_RICHIESTA SCRITTA 1_
Nel testo sulla Relazione conclusiva del Sinodo, quanti secondi è durato l'applauso in Aula dopo la lettura?

Questa Relazione conclusiva del dibattito è caratterizzata da uno stile molto dinamico, magari non sempre lineare a causa della convergenza di molti interventi, ma certamente capace di dare voce alle sfide emerse dalla discussione. La sua lettura in Aula si è conclusa con 20 secondi di applauso convinto, seguiti dall’apprezzamento del cardinal Damasceno Assis, uno dei Presidenti delegati, che l’ha definita «molto ampia», constatando che ha trattato «tutti i punti che sono stati discussi durante le Congregazioni generali».
Leggendola, molti hanno avuto l’impressione che davvero il Sinodo abbia guardato in faccia la realtà, nominandola, anche negli aspetti più problematici. Si è accolta dunque l’esistenza concreta delle persone, più che parlare in astratto della famiglia come dovrebbe essere. Tra i vari punti emersi è da segnalare la valutazione delle coppie unite da un vincolo esclusivamente civile, la situazione dei divorziati risposati e il loro eventuale accesso ai sacramenti della Riconciliazione e dell’Eucaristia, i matrimoni misti, i casi di nullità, la situazione delle persone omosessuali, la sfida della denatalità e dell’educazione. Non è possibile qui dar conto delle singole tematiche, che saranno da approfondire successivamente.

_ELENCO DEI DATI_

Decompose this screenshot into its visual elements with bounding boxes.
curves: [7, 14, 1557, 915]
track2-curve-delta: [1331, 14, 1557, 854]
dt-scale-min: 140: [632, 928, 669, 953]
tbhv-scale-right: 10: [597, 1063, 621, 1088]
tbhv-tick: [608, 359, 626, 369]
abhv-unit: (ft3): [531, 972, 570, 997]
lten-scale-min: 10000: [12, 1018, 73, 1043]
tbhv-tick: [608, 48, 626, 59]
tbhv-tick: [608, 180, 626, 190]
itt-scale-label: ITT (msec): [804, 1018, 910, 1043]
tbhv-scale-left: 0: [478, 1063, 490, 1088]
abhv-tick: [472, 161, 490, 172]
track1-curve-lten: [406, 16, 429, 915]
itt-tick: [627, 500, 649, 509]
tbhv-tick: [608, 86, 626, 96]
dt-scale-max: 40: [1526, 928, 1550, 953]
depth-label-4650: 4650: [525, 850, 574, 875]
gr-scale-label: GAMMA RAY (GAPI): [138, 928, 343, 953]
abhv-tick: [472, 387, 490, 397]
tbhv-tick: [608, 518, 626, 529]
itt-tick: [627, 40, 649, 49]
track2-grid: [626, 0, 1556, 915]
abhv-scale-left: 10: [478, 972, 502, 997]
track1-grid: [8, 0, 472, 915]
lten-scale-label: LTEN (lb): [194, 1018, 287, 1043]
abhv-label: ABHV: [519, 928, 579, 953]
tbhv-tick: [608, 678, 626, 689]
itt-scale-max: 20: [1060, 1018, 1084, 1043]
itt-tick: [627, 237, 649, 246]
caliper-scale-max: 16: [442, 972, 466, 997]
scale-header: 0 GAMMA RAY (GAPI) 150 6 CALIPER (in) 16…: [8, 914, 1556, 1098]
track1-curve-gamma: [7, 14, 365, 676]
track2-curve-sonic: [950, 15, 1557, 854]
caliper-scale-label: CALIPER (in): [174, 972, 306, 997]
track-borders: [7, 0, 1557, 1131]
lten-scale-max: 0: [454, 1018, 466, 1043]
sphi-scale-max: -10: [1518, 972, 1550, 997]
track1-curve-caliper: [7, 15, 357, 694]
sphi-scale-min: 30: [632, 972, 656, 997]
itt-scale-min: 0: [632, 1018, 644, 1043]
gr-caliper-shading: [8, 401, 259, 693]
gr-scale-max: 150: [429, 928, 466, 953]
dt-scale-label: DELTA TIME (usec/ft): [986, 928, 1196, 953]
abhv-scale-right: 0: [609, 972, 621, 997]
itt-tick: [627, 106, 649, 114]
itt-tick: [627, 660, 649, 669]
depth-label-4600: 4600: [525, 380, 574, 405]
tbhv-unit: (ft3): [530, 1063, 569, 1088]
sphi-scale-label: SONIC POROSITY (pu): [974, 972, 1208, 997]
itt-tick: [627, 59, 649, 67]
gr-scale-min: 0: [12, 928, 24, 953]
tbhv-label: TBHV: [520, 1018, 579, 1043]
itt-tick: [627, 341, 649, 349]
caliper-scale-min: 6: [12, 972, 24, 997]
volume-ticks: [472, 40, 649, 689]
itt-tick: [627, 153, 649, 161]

_RICHIESTA SCRITTA 2_
Riporta ogni riga dei record che contiene la stringa "right", distinguendo tra maiuscole e minuscole.

_SOLUZIONE 1_
20 secondi.

_SOLUZIONE 2_
tbhv-scale-right: 10: [597, 1063, 621, 1088]
abhv-scale-right: 0: [609, 972, 621, 997]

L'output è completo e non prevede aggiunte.